Collected data:
# # # #
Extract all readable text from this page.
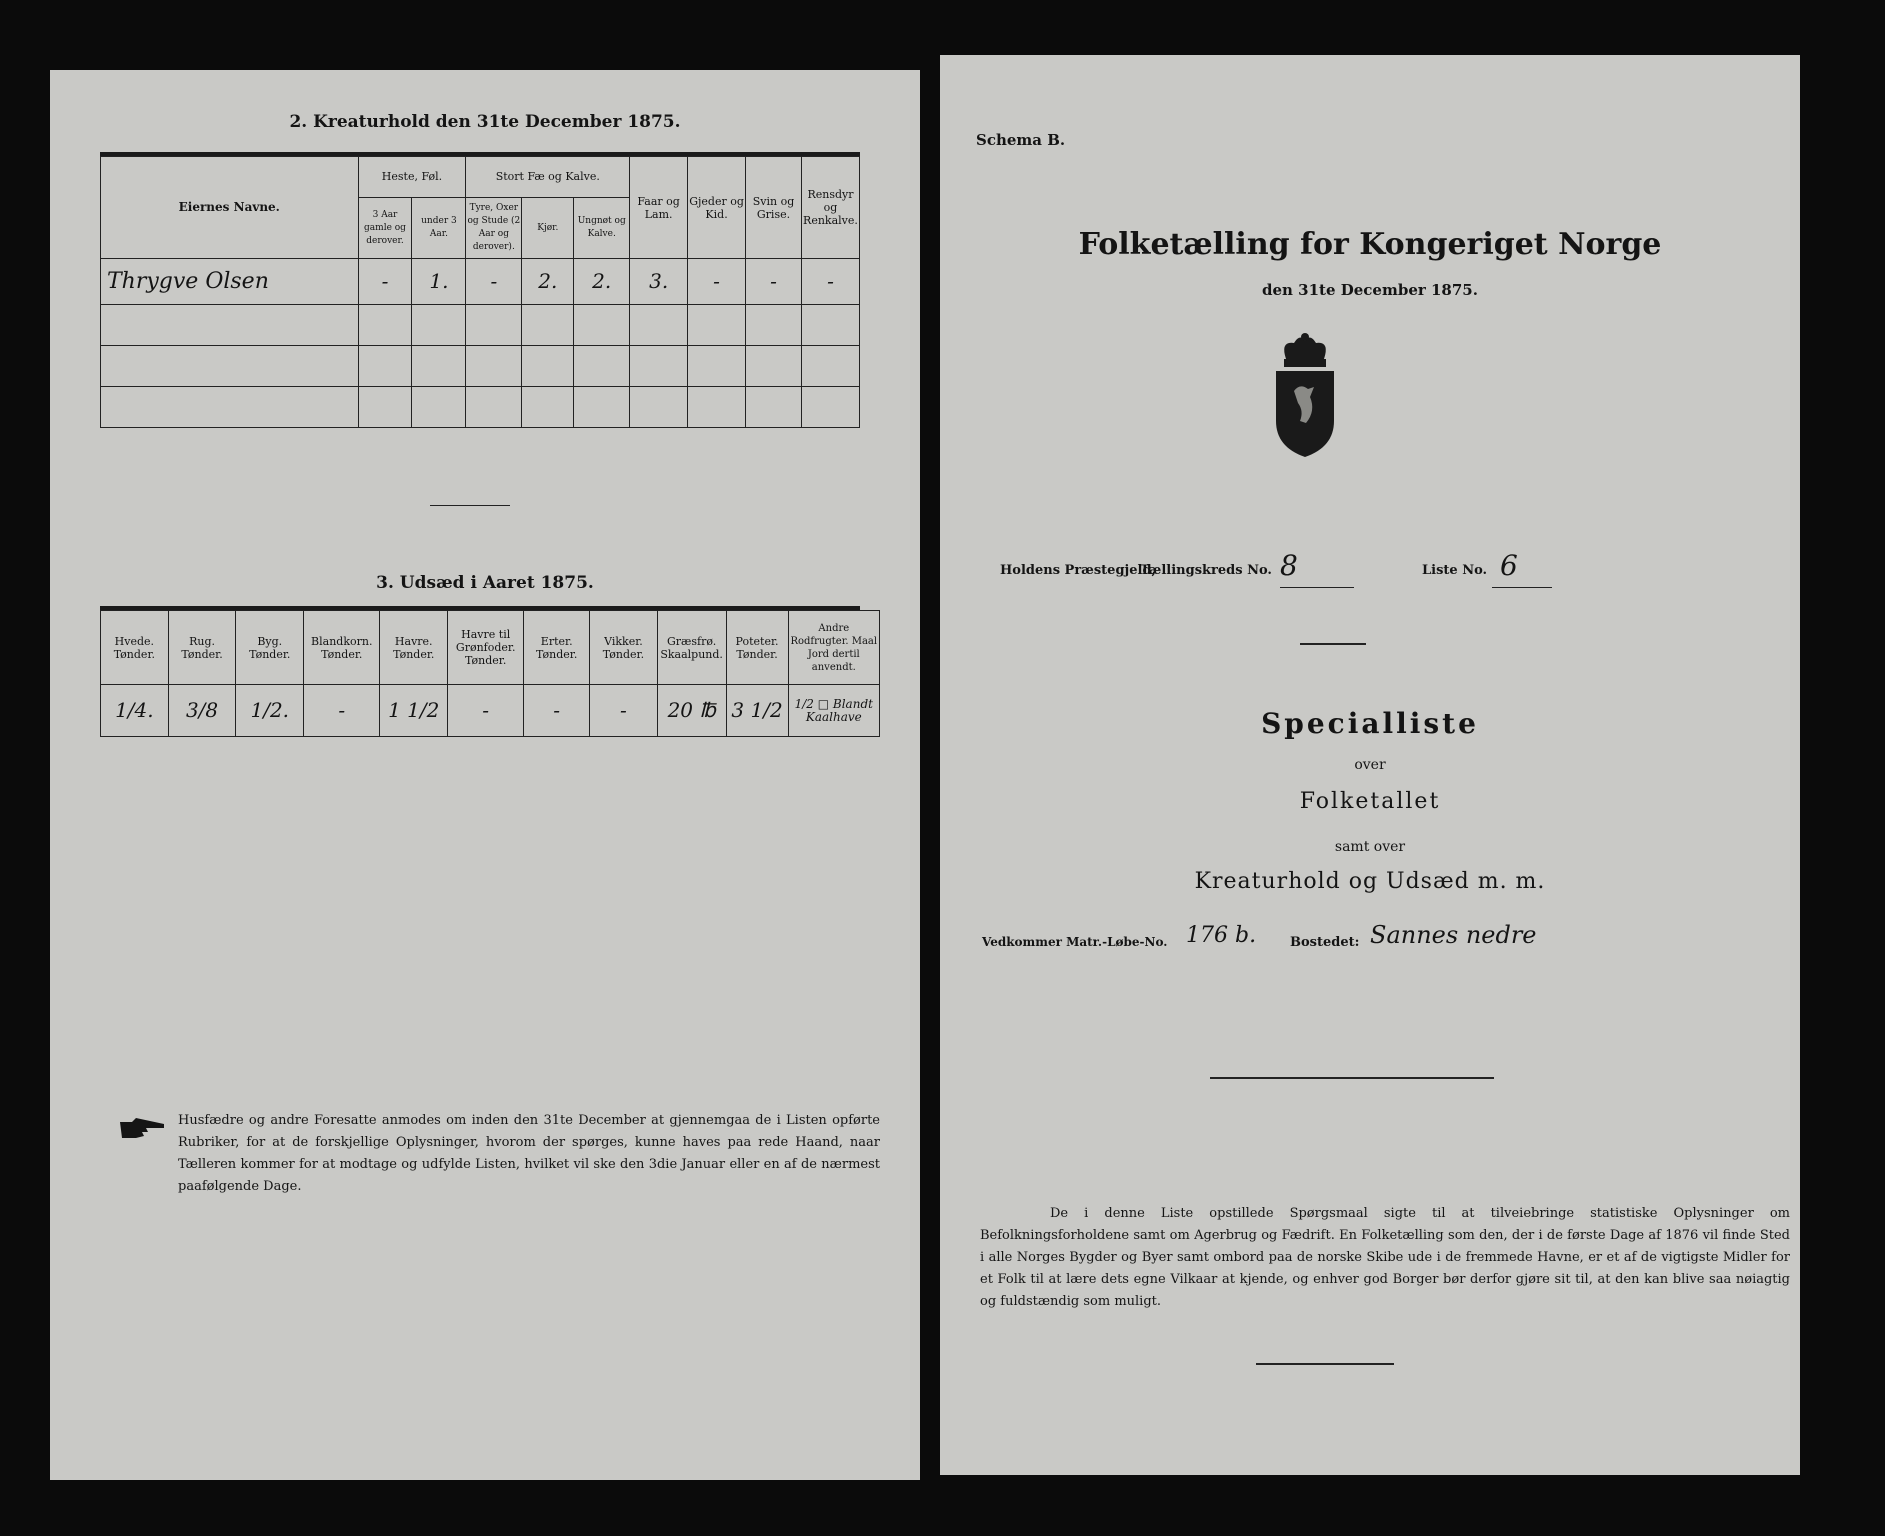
2. Kreaturhold den 31te December 1875.
Eiernes Navne.	Heste, Føl.		Stort Fæ og Kalve.			Faar og Lam.	Gjeder og Kid.	Svin og Grise.	Rensdyr og Renkalve.
	3 Aar gamle og derover.	under 3 Aar.	Tyre, Oxer og Stude (2 Aar og derover).	Kjør.	Ungnøt og Kalve.				
Thrygve Olsen	-	1.	-	2.	2.	3.	-	-	-

3. Udsæd i Aaret 1875.
Hvede. Tønder.	Rug. Tønder.	Byg. Tønder.	Blandkorn. Tønder.	Havre. Tønder.	Havre til Grønfoder. Tønder.	Erter. Tønder.	Vikker. Tønder.	Græsfrø. Skaalpund.	Poteter. Tønder.	Andre Rodfrugter. Maal Jord dertil anvendt.
1/4.	3/8	1/2.	-	1 1/2	-	-	-	20 ℔	3 1/2	1/2 □ Blandt Kaalhave
Husfædre og andre Foresatte anmodes om inden den 31te December at gjennemgaa de i Listen opførte Rubriker, for at de forskjellige Oplysninger, hvorom der spørges, kunne haves paa rede Haand, naar Tælleren kommer for at modtage og udfylde Listen, hvilket vil ske den 3die Januar eller en af de nærmest paafølgende Dage.
Schema B.
Folketælling for Kongeriget Norge
den 31te December 1875.
Holdens Præstegjeld,
Tællingskreds No. 8	Liste No. 6
Specialliste
over
Folketallet
samt over
Kreaturhold og Udsæd m. m.
Vedkommer Matr.-Løbe-No. 176 b.	Bostedet: Sannes nedre
De i denne Liste opstillede Spørgsmaal sigte til at tilveiebringe statistiske Oplysninger om Befolkningsforholdene samt om Agerbrug og Fædrift. En Folketælling som den, der i de første Dage af 1876 vil finde Sted i alle Norges Bygder og Byer samt ombord paa de norske Skibe ude i de fremmede Havne, er et af de vigtigste Midler for et Folk til at lære dets egne Vilkaar at kjende, og enhver god Borger bør derfor gjøre sit til, at den kan blive saa nøiagtig og fuldstændig som muligt.
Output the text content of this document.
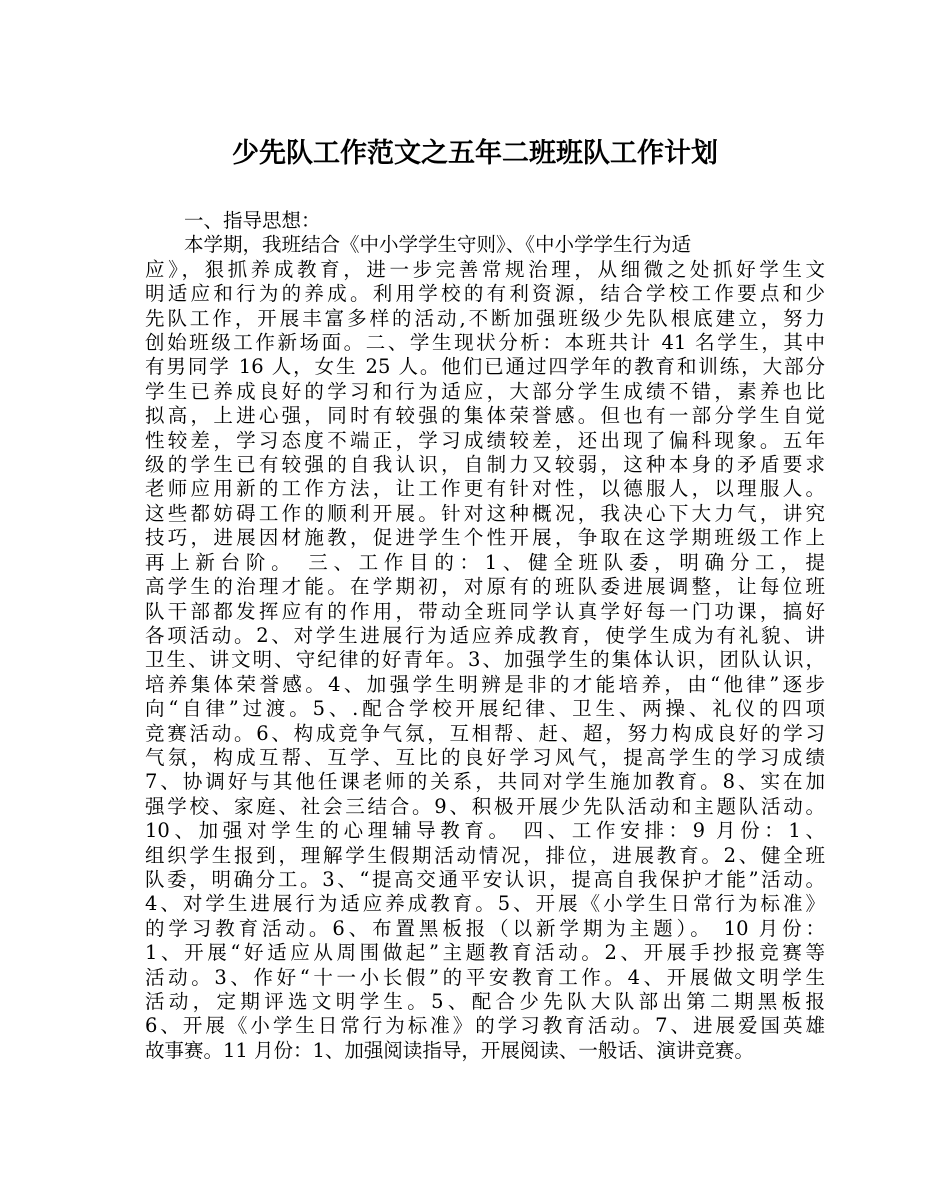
少先队工作范文之五年二班班队工作计划
一、指导思想：
本学期，我班结合《中小学学生守则》、《中小学学生行为适
应》，狠抓养成教育，进一步完善常规治理，从细微之处抓好学生文
明适应和行为的养成。利用学校的有利资源，结合学校工作要点和少
先队工作，开展丰富多样的活动,不断加强班级少先队根底建立，努力
创始班级工作新场面。二、学生现状分析：本班共计 41 名学生，其中
有男同学 16 人，女生 25 人。他们已通过四学年的教育和训练，大部分
学生已养成良好的学习和行为适应，大部分学生成绩不错，素养也比
拟高，上进心强，同时有较强的集体荣誉感。但也有一部分学生自觉
性较差，学习态度不端正，学习成绩较差，还出现了偏科现象。五年
级的学生已有较强的自我认识，自制力又较弱，这种本身的矛盾要求
老师应用新的工作方法，让工作更有针对性，以德服人，以理服人。
这些都妨碍工作的顺利开展。针对这种概况，我决心下大力气，讲究
技巧，进展因材施教，促进学生个性开展，争取在这学期班级工作上
再上新台阶。 三、工作目的：1、健全班队委，明确分工，提
高学生的治理才能。在学期初，对原有的班队委进展调整，让每位班
队干部都发挥应有的作用，带动全班同学认真学好每一门功课，搞好
各项活动。2、对学生进展行为适应养成教育，使学生成为有礼貌、讲
卫生、讲文明、守纪律的好青年。3、加强学生的集体认识，团队认识，
培养集体荣誉感。4、加强学生明辨是非的才能培养，由“他律”逐步
向“自律”过渡。5、.配合学校开展纪律、卫生、两操、礼仪的四项
竞赛活动。6、构成竞争气氛，互相帮、赶、超，努力构成良好的学习
气氛，构成互帮、互学、互比的良好学习风气，提高学生的学习成绩
7、协调好与其他任课老师的关系，共同对学生施加教育。8、实在加
强学校、家庭、社会三结合。9、积极开展少先队活动和主题队活动。
10、加强对学生的心理辅导教育。 四、工作安排：9 月份：1、
组织学生报到，理解学生假期活动情况，排位，进展教育。2、健全班
队委，明确分工。3、“提高交通平安认识，提高自我保护才能”活动。
4、对学生进展行为适应养成教育。5、开展《小学生日常行为标准》
的学习教育活动。6、布置黑板报（以新学期为主题）。 10 月份：
1、开展“好适应从周围做起”主题教育活动。2、开展手抄报竞赛等
活动。3、作好“十一小长假”的平安教育工作。4、开展做文明学生
活动，定期评选文明学生。5、配合少先队大队部出第二期黑板报
6、开展《小学生日常行为标准》的学习教育活动。7、进展爱国英雄
故事赛。11 月份：1、加强阅读指导，开展阅读、一般话、演讲竞赛。
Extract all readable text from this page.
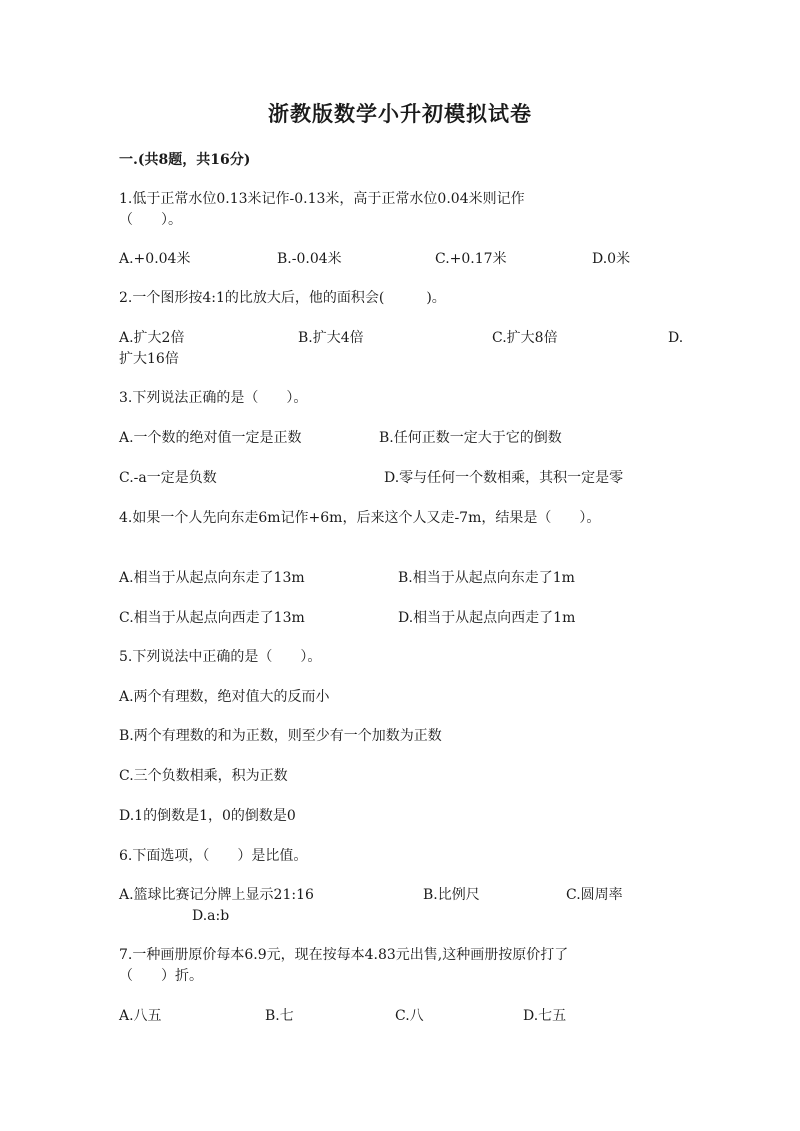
浙教版数学小升初模拟试卷
一.(共8题，共16分)
1.低于正常水位0.13米记作-0.13米，高于正常水位0.04米则记作
（　　）。
A.+0.04米	B.-0.04米	C.+0.17米	D.0米
2.一个图形按4:1的比放大后，他的面积会(　　　)。
A.扩大2倍	B.扩大4倍	C.扩大8倍	D.
扩大16倍
3.下列说法正确的是（　　）。
A.一个数的绝对值一定是正数	B.任何正数一定大于它的倒数
C.-a一定是负数	D.零与任何一个数相乘，其积一定是零
4.如果一个人先向东走6m记作+6m，后来这个人又走-7m，结果是（　　）。
A.相当于从起点向东走了13m	B.相当于从起点向东走了1m
C.相当于从起点向西走了13m	D.相当于从起点向西走了1m
5.下列说法中正确的是（　　）。
A.两个有理数，绝对值大的反而小
B.两个有理数的和为正数，则至少有一个加数为正数
C.三个负数相乘，积为正数
D.1的倒数是1，0的倒数是0
6.下面选项，（　　）是比值。
A.篮球比赛记分牌上显示21:16	B.比例尺	C.圆周率
D.a:b
7.一种画册原价每本6.9元，现在按每本4.83元出售,这种画册按原价打了
（　　）折。
A.八五	B.七	C.八	D.七五
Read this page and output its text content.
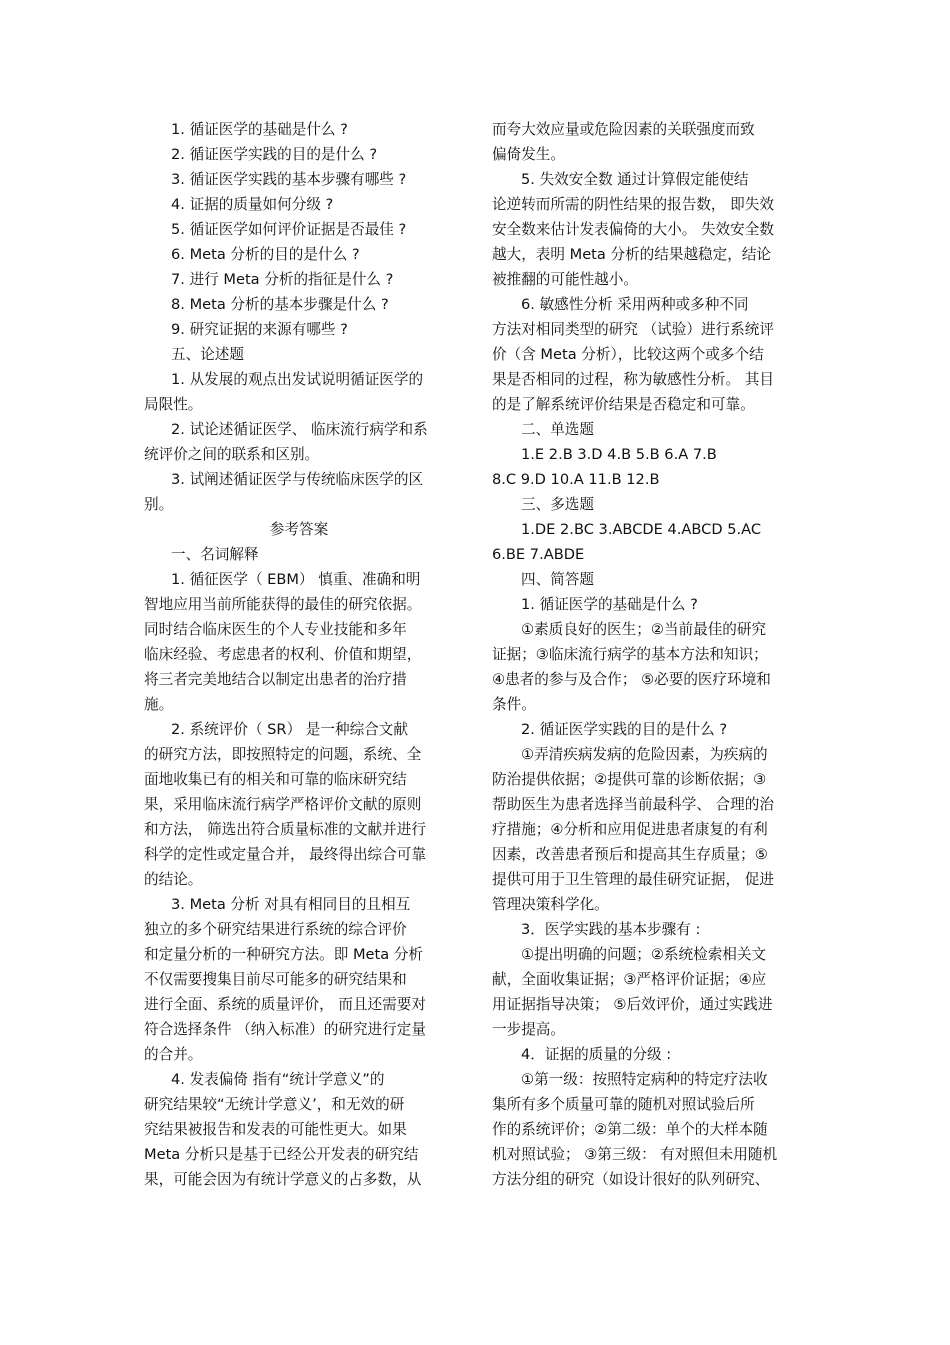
1. 循证医学的基础是什么 ?
2. 循证医学实践的目的是什么 ?
3. 循证医学实践的基本步骤有哪些 ?
4. 证据的质量如何分级 ?
5. 循证医学如何评价证据是否最佳 ?
6. Meta 分析的目的是什么 ?
7. 进行 Meta 分析的指征是什么 ?
8. Meta 分析的基本步骤是什么 ?
9. 研究证据的来源有哪些 ?
五、论述题
1. 从发展的观点出发试说明循证医学的
局限性。
2. 试论述循证医学、 临床流行病学和系
统评价之间的联系和区别。
3. 试阐述循证医学与传统临床医学的区
别。
参考答案
一、名词解释
1. 循征医学（ EBM） 慎重、准确和明
智地应用当前所能获得的最佳的研究依据。
同时结合临床医生的个人专业技能和多年
临床经验、考虑患者的权利、价值和期望，
将三者完美地结合以制定出患者的治疗措
施。
2. 系统评价（ SR） 是一种综合文献
的研究方法，即按照特定的问题，系统、全
面地收集已有的相关和可靠的临床研究结
果，采用临床流行病学严格评价文献的原则
和方法， 筛选出符合质量标准的文献并进行
科学的定性或定量合并， 最终得出综合可靠
的结论。
3. Meta 分析 对具有相同目的且相互
独立的多个研究结果进行系统的综合评价
和定量分析的一种研究方法。即 Meta 分析
不仅需要搜集目前尽可能多的研究结果和
进行全面、系统的质量评价， 而且还需要对
符合选择条件 （纳入标准）的研究进行定量
的合并。
4. 发表偏倚 指有“统计学意义”的
研究结果较“无统计学意义’，和无效的研
究结果被报告和发表的可能性更大。如果
Meta 分析只是基于已经公开发表的研究结
果，可能会因为有统计学意义的占多数，从
而夸大效应量或危险因素的关联强度而致
偏倚发生。
5. 失效安全数 通过计算假定能使结
论逆转而所需的阴性结果的报告数， 即失效
安全数来估计发表偏倚的大小。 失效安全数
越大，表明 Meta 分析的结果越稳定，结论
被推翻的可能性越小。
6. 敏感性分析 采用两种或多种不同
方法对相同类型的研究 （试验）进行系统评
价（含 Meta 分析），比较这两个或多个结
果是否相同的过程，称为敏感性分析。 其目
的是了解系统评价结果是否稳定和可靠。
二、单选题
1.E 2.B 3.D 4.B 5.B 6.A 7.B
8.C 9.D 10.A 11.B 12.B
三、多选题
1.DE 2.BC 3.ABCDE 4.ABCD 5.AC
6.BE 7.ABDE
四、简答题
1. 循证医学的基础是什么 ?
①素质良好的医生；②当前最佳的研究
证据；③临床流行病学的基本方法和知识；
④患者的参与及合作； ⑤必要的医疗环境和
条件。
2. 循证医学实践的目的是什么 ?
①弄清疾病发病的危险因素，为疾病的
防治提供依据；②提供可靠的诊断依据；③
帮助医生为患者选择当前最科学、 合理的治
疗措施；④分析和应用促进患者康复的有利
因素，改善患者预后和提高其生存质量；⑤
提供可用于卫生管理的最佳研究证据， 促进
管理决策科学化。
3．医学实践的基本步骤有 :
①提出明确的问题；②系统检索相关文
献，全面收集证据；③严格评价证据；④应
用证据指导决策； ⑤后效评价，通过实践进
一步提高。
4．证据的质量的分级 :
①第一级：按照特定病种的特定疗法收
集所有多个质量可靠的随机对照试验后所
作的系统评价；②第二级：单个的大样本随
机对照试验； ③第三级： 有对照但未用随机
方法分组的研究（如设计很好的队列研究、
# # # #
* [TASK DIRECTIONS]
Which lines in the data above contain "Kreaturhold"? Show each one.

* [FULL RESPONSE]
2. Kreaturhold den 31te December 1875.
Kreaturhold og Udsæd m. m.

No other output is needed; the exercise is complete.